- _WHAT TO PRODUCE_: Once the data has been read, return all of it precisely as written.

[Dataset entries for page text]
__________________________________________________

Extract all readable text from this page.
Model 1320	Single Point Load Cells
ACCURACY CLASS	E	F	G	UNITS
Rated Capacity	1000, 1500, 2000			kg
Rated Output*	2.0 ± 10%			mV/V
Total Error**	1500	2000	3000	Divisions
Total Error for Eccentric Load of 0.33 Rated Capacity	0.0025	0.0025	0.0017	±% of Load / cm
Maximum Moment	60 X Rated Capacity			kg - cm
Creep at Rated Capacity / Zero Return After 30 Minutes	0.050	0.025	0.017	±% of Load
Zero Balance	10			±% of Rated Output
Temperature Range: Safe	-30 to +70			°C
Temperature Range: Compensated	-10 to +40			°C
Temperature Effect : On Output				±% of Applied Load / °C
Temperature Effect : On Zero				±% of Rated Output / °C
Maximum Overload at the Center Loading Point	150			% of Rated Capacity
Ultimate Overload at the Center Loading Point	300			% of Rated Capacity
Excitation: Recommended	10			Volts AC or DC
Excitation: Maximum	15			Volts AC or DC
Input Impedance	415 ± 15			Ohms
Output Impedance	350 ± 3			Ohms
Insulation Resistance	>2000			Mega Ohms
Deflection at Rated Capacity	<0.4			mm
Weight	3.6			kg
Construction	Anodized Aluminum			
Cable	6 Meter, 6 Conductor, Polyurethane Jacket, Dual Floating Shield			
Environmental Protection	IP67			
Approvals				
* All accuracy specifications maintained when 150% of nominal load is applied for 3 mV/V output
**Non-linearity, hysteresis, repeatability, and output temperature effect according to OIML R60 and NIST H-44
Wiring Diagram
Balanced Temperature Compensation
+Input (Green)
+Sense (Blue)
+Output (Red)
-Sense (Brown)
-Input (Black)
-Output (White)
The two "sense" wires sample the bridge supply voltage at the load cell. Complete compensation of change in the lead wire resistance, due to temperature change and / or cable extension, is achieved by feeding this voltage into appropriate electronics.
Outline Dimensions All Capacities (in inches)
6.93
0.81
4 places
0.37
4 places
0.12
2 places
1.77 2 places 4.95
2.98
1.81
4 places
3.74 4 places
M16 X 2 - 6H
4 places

__________________________________________________

- _WRITTEN RESPONSE_:
Extract all readable text from this page.
Model 1320	Single Point Load Cells
ACCURACY CLASS	E	F	G	UNITS
Rated Capacity	1000, 1500, 2000			kg
Rated Output*	2.0 ± 10%			mV/V
Total Error**	1500	2000	3000	Divisions
Total Error for Eccentric Load of 0.33 Rated Capacity	0.0025	0.0025	0.0017	±% of Load / cm
Maximum Moment	60 X Rated Capacity			kg - cm
Creep at Rated Capacity / Zero Return After 30 Minutes	0.050	0.025	0.017	±% of Load
Zero Balance	10			±% of Rated Output
Temperature Range: Safe	-30 to +70			°C
Temperature Range: Compensated	-10 to +40			°C
Temperature Effect : On Output				±% of Applied Load / °C
Temperature Effect : On Zero				±% of Rated Output / °C
Maximum Overload at the Center Loading Point	150			% of Rated Capacity
Ultimate Overload at the Center Loading Point	300			% of Rated Capacity
Excitation: Recommended	10			Volts AC or DC
Excitation: Maximum	15			Volts AC or DC
Input Impedance	415 ± 15			Ohms
Output Impedance	350 ± 3			Ohms
Insulation Resistance	>2000			Mega Ohms
Deflection at Rated Capacity	<0.4			mm
Weight	3.6			kg
Construction	Anodized Aluminum			
Cable	6 Meter, 6 Conductor, Polyurethane Jacket, Dual Floating Shield			
Environmental Protection	IP67			
Approvals				
* All accuracy specifications maintained when 150% of nominal load is applied for 3 mV/V output
**Non-linearity, hysteresis, repeatability, and output temperature effect according to OIML R60 and NIST H-44
Wiring Diagram
Balanced Temperature Compensation
+Input (Green)
+Sense (Blue)
+Output (Red)
-Sense (Brown)
-Input (Black)
-Output (White)
The two "sense" wires sample the bridge supply voltage at the load cell. Complete compensation of change in the lead wire resistance, due to temperature change and / or cable extension, is achieved by feeding this voltage into appropriate electronics.
Outline Dimensions All Capacities (in inches)
6.93
0.81
4 places
0.37
4 places
0.12
2 places
1.77 2 places 4.95
2.98
1.81
4 places
3.74 4 places
M16 X 2 - 6H
4 places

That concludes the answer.